§ **Texto de leitura**
********

ÊXTASE DE SANTA TERESA DE ÁVILA, DE BERNINI
Carlos
Veloso
(Publicado
n’ O Templário de 1-6-2017)
Na
mais extraordinária ambiguidade de valores, o belíssimo grupo escultórico que é
obra-prima de Gianlorenzo Bernini, o Êxtase de Santa Teresa de Ávila esculpido
em mármore entre 1647 e 1651, pertence à Capela Cornaro da Igreja de Santa
Maria della Vittoria, em Roma, e é considerado, não apenas a obra-prima do
mestre do Barroco, mas uma das mais belas e polémicas obras de toda a História
da Arte.
A parte central da obra consta de duas únicas personagens, o Anjo portador da flecha e Santa Teresa de Ávila — ou de Jesus —, a enérgica reformadora carmelita, famosa pelas obras em que relata as suas visões e êxtases — os livros autobiográficos (1562-1579) e Castelo Interior ou As Moradas (1588).

********

§ **Dados do exercício**
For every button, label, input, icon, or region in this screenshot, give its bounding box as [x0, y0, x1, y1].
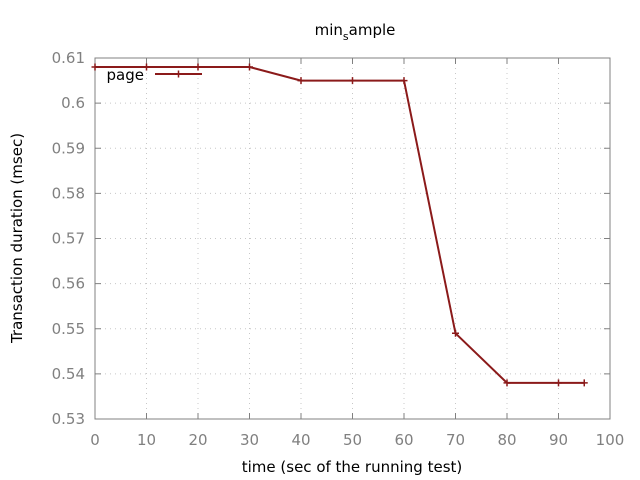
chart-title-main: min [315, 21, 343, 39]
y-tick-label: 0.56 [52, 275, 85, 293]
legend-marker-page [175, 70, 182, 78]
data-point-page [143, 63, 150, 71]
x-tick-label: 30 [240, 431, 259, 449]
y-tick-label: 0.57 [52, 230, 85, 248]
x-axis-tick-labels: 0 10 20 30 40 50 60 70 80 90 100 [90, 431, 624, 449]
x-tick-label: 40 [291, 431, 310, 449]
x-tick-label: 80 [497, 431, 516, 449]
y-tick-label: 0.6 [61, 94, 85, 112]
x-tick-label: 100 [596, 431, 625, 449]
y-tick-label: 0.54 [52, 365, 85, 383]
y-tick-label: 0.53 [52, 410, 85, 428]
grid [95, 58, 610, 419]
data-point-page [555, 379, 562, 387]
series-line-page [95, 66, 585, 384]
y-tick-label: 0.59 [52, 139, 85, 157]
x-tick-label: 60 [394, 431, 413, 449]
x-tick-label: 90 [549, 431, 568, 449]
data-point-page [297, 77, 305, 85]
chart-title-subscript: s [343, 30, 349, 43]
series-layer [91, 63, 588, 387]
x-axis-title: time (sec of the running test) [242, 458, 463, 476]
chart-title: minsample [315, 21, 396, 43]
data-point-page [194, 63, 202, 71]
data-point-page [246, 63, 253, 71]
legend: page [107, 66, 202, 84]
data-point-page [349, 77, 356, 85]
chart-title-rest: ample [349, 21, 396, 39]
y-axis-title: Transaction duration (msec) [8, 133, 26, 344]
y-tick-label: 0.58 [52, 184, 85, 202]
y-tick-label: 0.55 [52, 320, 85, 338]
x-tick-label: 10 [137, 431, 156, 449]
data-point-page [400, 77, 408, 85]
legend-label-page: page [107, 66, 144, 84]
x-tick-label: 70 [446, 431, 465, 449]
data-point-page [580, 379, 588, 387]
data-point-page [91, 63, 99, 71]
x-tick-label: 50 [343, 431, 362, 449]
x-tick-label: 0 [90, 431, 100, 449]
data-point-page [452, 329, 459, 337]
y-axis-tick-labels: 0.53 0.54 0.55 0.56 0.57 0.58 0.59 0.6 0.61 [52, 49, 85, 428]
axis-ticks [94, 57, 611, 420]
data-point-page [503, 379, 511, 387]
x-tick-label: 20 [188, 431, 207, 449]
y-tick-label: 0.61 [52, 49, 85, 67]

********

§ **Tarefa pedida 1**
Reproduza na íntegra, sem qualquer alteração, o texto sobre o Êxtase de Santa Teresa de Ávila, de Bernini.
§ **Tarefa pedida 2**
Devolva, por favor, todas as linhas dos registos tal como aparecem, do princípio ao fim, deixando as imagens fora da resposta.

§ **Solução 1**
ÊXTASE DE SANTA TERESA DE ÁVILA, DE BERNINI
Carlos
Veloso
(Publicado
n’ O Templário de 1-6-2017)
Na
mais extraordinária ambiguidade de valores, o belíssimo grupo escultórico que é
obra-prima de Gianlorenzo Bernini, o Êxtase de Santa Teresa de Ávila esculpido
em mármore entre 1647 e 1651, pertence à Capela Cornaro da Igreja de Santa
Maria della Vittoria, em Roma, e é considerado, não apenas a obra-prima do
mestre do Barroco, mas uma das mais belas e polémicas obras de toda a História
da Arte.
A parte central da obra consta de duas únicas personagens, o Anjo portador da flecha e Santa Teresa de Ávila — ou de Jesus —, a enérgica reformadora carmelita, famosa pelas obras em que relata as suas visões e êxtases — os livros autobiográficos (1562-1579) e Castelo Interior ou As Moradas (1588).

§ **Solução 2**
For every button, label, input, icon, or region in this screenshot, give its bounding box as [x0, y0, x1, y1].
chart-title-main: min [315, 21, 343, 39]
y-tick-label: 0.56 [52, 275, 85, 293]
legend-marker-page [175, 70, 182, 78]
data-point-page [143, 63, 150, 71]
x-tick-label: 30 [240, 431, 259, 449]
y-tick-label: 0.57 [52, 230, 85, 248]
x-axis-tick-labels: 0 10 20 30 40 50 60 70 80 90 100 [90, 431, 624, 449]
x-tick-label: 40 [291, 431, 310, 449]
x-tick-label: 80 [497, 431, 516, 449]
y-tick-label: 0.6 [61, 94, 85, 112]
x-tick-label: 100 [596, 431, 625, 449]
y-tick-label: 0.54 [52, 365, 85, 383]
y-tick-label: 0.53 [52, 410, 85, 428]
grid [95, 58, 610, 419]
data-point-page [555, 379, 562, 387]
series-line-page [95, 66, 585, 384]
y-tick-label: 0.59 [52, 139, 85, 157]
x-tick-label: 60 [394, 431, 413, 449]
x-tick-label: 90 [549, 431, 568, 449]
data-point-page [297, 77, 305, 85]
chart-title-subscript: s [343, 30, 349, 43]
series-layer [91, 63, 588, 387]
x-axis-title: time (sec of the running test) [242, 458, 463, 476]
chart-title: minsample [315, 21, 396, 43]
data-point-page [194, 63, 202, 71]
data-point-page [246, 63, 253, 71]
legend: page [107, 66, 202, 84]
data-point-page [349, 77, 356, 85]
chart-title-rest: ample [349, 21, 396, 39]
y-axis-title: Transaction duration (msec) [8, 133, 26, 344]
y-tick-label: 0.58 [52, 184, 85, 202]
y-tick-label: 0.55 [52, 320, 85, 338]
x-tick-label: 10 [137, 431, 156, 449]
data-point-page [400, 77, 408, 85]
legend-label-page: page [107, 66, 144, 84]
x-tick-label: 70 [446, 431, 465, 449]
data-point-page [580, 379, 588, 387]
data-point-page [91, 63, 99, 71]
x-tick-label: 50 [343, 431, 362, 449]
x-tick-label: 0 [90, 431, 100, 449]
data-point-page [452, 329, 459, 337]
y-axis-tick-labels: 0.53 0.54 0.55 0.56 0.57 0.58 0.59 0.6 0.61 [52, 49, 85, 428]
axis-ticks [94, 57, 611, 420]
data-point-page [503, 379, 511, 387]
x-tick-label: 20 [188, 431, 207, 449]
y-tick-label: 0.61 [52, 49, 85, 67]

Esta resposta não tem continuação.